═══ DATA SUPPLIED
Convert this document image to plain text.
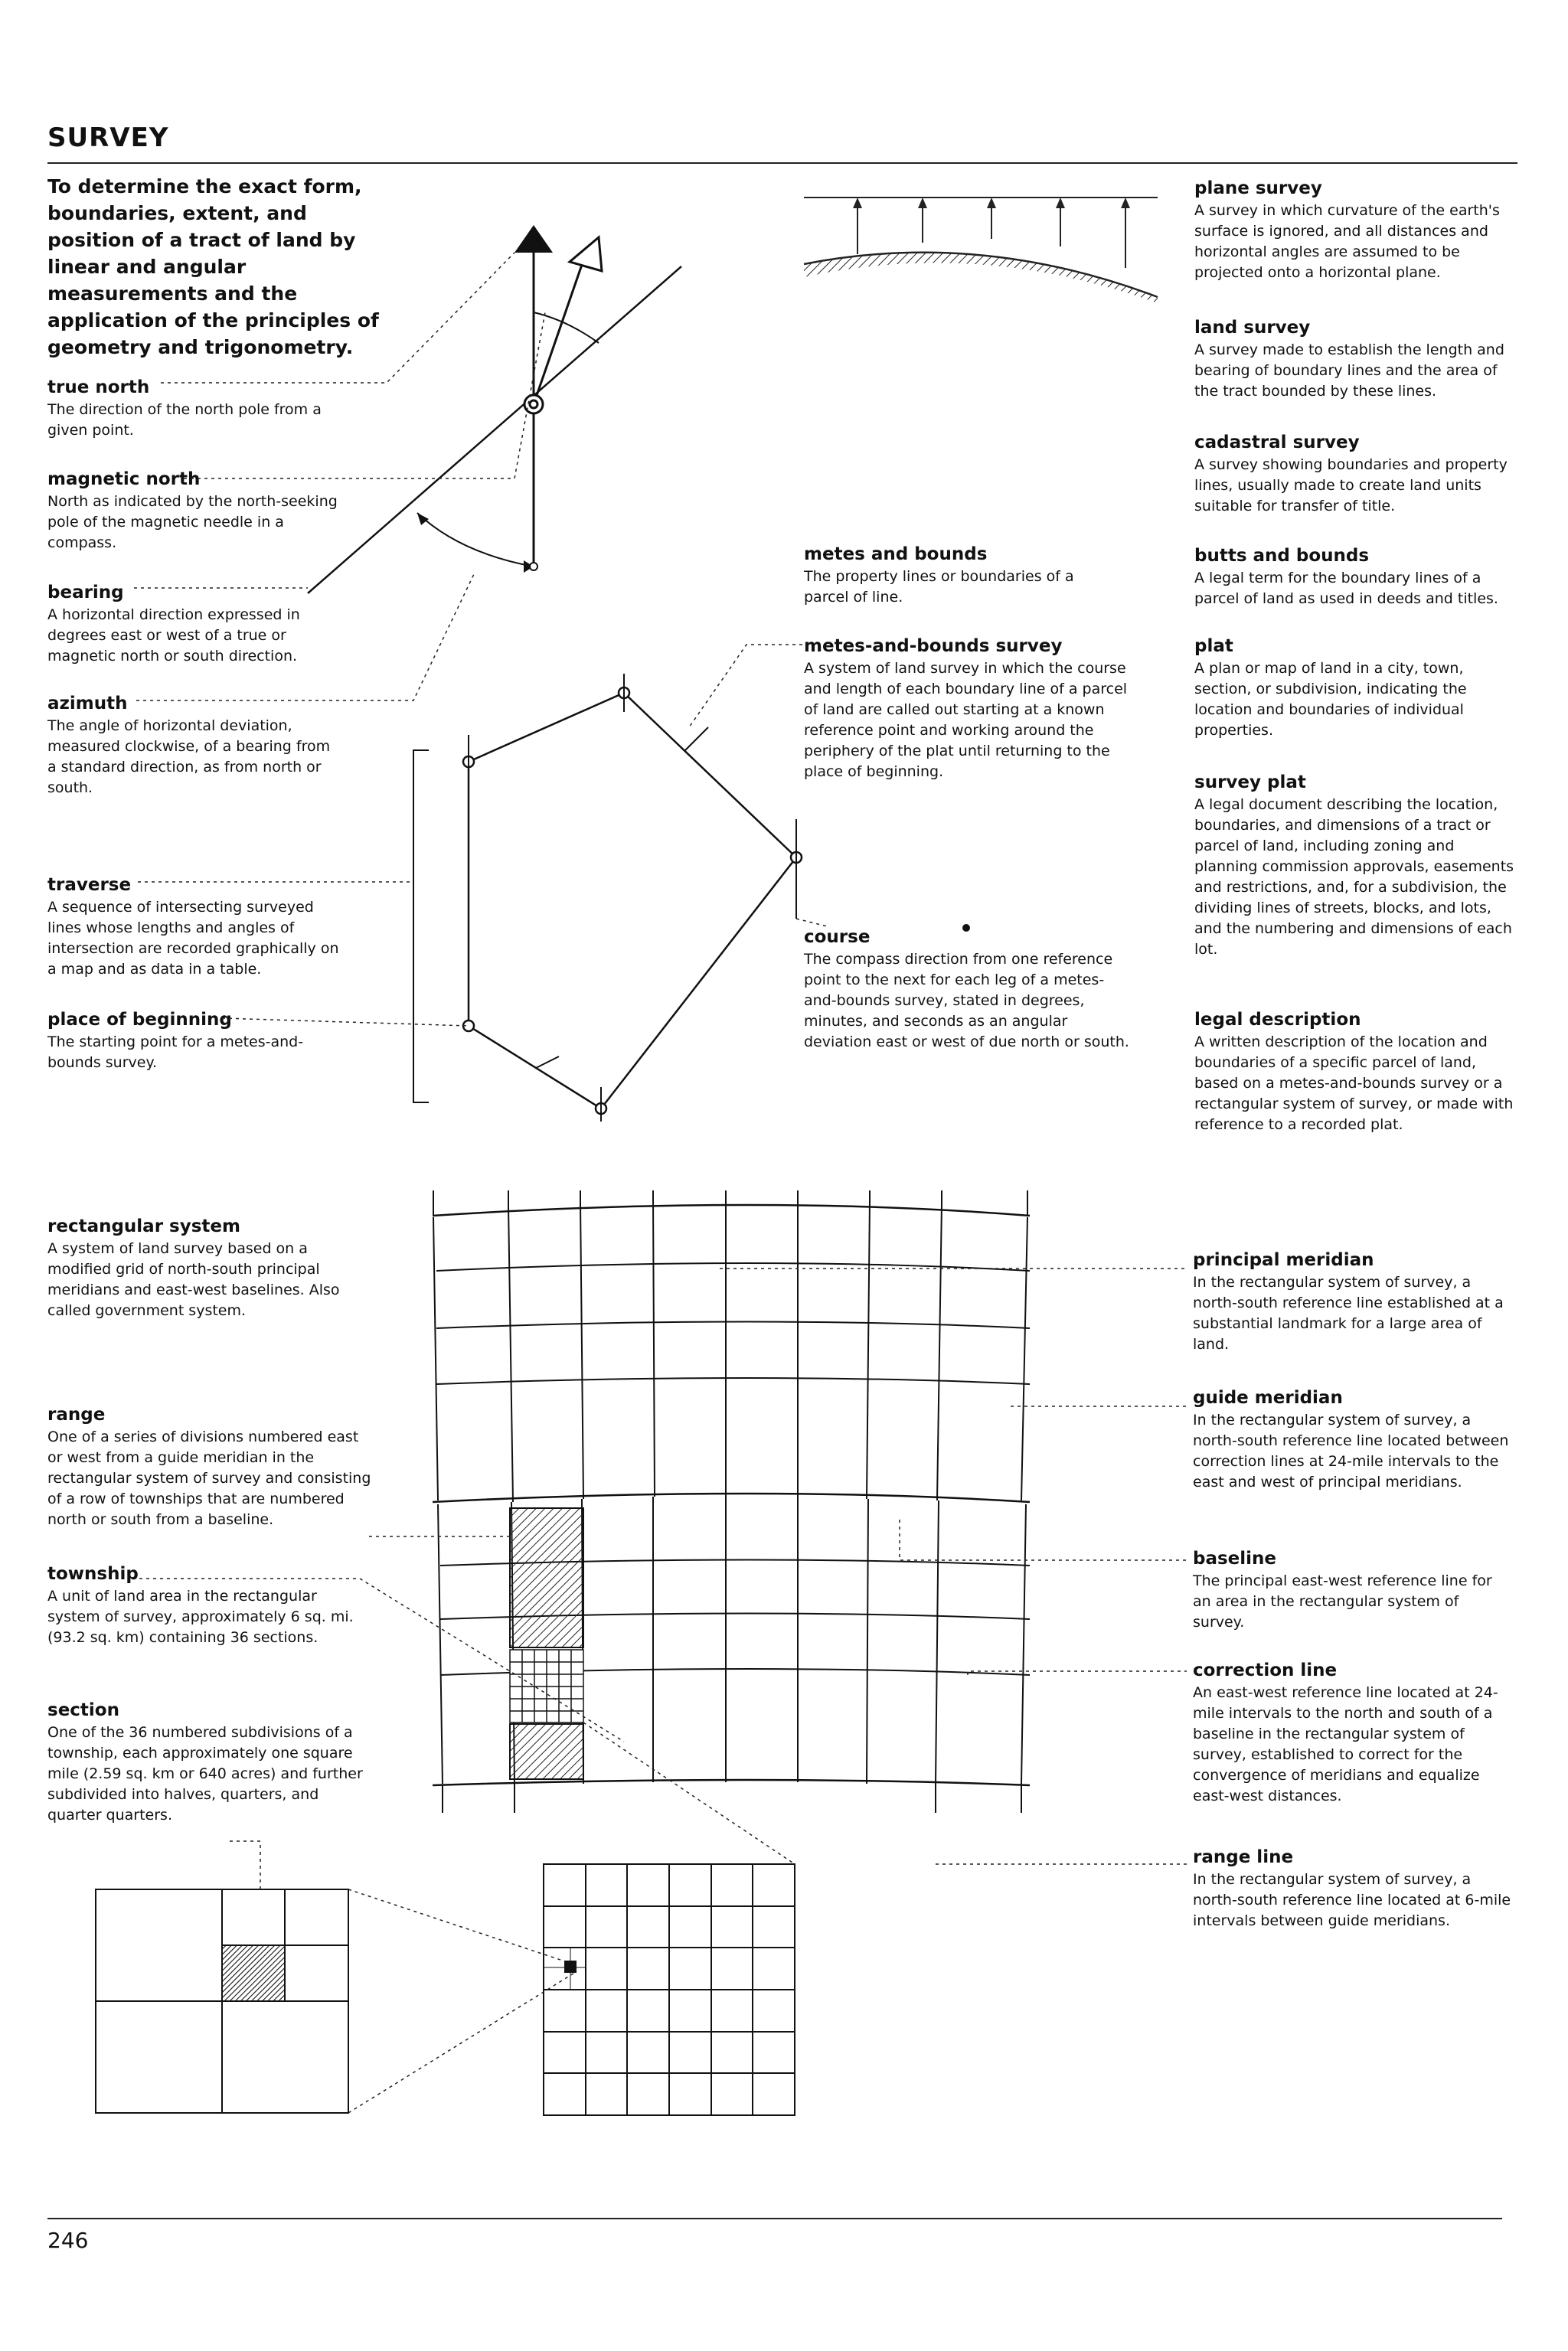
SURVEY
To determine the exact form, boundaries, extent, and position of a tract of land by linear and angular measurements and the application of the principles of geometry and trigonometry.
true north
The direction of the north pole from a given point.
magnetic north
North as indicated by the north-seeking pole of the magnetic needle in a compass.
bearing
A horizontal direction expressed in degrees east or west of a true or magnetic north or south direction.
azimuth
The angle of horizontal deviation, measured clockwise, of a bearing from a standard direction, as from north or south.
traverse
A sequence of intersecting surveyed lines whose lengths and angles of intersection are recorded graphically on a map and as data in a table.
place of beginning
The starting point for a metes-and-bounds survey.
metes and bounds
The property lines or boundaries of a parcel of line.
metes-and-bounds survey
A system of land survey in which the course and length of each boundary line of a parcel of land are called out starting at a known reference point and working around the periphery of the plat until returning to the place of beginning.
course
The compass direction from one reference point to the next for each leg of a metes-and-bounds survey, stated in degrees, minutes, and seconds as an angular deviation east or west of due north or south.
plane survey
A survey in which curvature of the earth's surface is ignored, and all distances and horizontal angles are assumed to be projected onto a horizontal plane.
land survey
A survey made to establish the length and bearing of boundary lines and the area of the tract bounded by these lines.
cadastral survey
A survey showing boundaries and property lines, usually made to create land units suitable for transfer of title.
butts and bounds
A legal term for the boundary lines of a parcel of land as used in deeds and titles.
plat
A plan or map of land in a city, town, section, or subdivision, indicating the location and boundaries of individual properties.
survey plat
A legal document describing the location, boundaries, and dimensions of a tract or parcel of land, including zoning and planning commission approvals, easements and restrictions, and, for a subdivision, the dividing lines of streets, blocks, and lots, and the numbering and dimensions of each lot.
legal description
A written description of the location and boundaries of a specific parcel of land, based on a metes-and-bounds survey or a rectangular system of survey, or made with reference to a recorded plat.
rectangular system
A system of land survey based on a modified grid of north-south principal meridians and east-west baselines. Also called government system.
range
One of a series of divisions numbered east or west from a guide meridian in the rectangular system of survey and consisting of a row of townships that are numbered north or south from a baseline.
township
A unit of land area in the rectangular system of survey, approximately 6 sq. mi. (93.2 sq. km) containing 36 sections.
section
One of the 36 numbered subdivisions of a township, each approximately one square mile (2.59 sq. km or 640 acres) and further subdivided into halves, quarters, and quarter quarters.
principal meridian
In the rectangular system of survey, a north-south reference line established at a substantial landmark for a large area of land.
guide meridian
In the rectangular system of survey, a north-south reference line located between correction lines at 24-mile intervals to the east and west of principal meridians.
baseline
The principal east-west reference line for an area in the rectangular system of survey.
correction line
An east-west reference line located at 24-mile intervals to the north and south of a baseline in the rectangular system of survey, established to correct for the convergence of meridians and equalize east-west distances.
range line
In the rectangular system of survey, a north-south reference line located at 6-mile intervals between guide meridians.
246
══════
═══ DATA SUPPLIED
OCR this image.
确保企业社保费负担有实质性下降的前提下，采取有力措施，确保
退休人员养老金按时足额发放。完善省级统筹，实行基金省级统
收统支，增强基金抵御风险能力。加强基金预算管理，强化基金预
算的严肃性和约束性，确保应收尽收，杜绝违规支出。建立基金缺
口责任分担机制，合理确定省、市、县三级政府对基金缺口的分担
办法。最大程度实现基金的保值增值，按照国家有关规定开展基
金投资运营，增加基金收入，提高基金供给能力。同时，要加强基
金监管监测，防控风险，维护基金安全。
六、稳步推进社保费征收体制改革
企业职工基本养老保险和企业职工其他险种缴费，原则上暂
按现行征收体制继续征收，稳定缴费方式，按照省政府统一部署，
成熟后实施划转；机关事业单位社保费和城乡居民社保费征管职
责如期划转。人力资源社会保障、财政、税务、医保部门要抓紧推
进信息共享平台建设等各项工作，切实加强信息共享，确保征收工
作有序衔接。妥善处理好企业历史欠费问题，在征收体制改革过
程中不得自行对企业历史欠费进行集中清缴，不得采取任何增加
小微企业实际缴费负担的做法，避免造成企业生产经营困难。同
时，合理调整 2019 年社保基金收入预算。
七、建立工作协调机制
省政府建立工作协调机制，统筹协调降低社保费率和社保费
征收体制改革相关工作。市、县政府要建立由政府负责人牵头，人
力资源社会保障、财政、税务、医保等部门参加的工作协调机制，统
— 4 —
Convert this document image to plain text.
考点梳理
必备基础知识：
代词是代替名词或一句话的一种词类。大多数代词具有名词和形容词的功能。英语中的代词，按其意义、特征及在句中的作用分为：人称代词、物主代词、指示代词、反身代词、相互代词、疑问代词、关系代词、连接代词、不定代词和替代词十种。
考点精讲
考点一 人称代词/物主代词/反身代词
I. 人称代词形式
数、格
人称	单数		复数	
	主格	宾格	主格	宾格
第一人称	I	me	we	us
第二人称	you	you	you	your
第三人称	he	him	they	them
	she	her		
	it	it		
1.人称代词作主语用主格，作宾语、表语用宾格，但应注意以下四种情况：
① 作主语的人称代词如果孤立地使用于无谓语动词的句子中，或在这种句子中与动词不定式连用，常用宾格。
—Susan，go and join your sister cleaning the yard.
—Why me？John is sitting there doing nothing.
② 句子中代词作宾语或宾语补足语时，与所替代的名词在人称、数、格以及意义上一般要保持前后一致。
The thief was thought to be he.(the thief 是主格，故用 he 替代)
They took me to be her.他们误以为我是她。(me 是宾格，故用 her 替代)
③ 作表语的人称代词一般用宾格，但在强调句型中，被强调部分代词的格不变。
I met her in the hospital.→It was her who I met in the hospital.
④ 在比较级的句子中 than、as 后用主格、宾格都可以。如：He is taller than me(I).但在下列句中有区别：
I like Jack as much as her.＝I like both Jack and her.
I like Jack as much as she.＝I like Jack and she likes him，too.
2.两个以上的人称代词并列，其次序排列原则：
══════
- WHAT IS BEING ASKED
Which lines contain the word "angles"? Copy each of them.

- RESULT
A sequence of intersecting surveyed lines whose lengths and angles of intersection are recorded graphically on a map and as data in a table.
A survey in which curvature of the earth's surface is ignored, and all distances and horizontal angles are assumed to be projected onto a horizontal plane.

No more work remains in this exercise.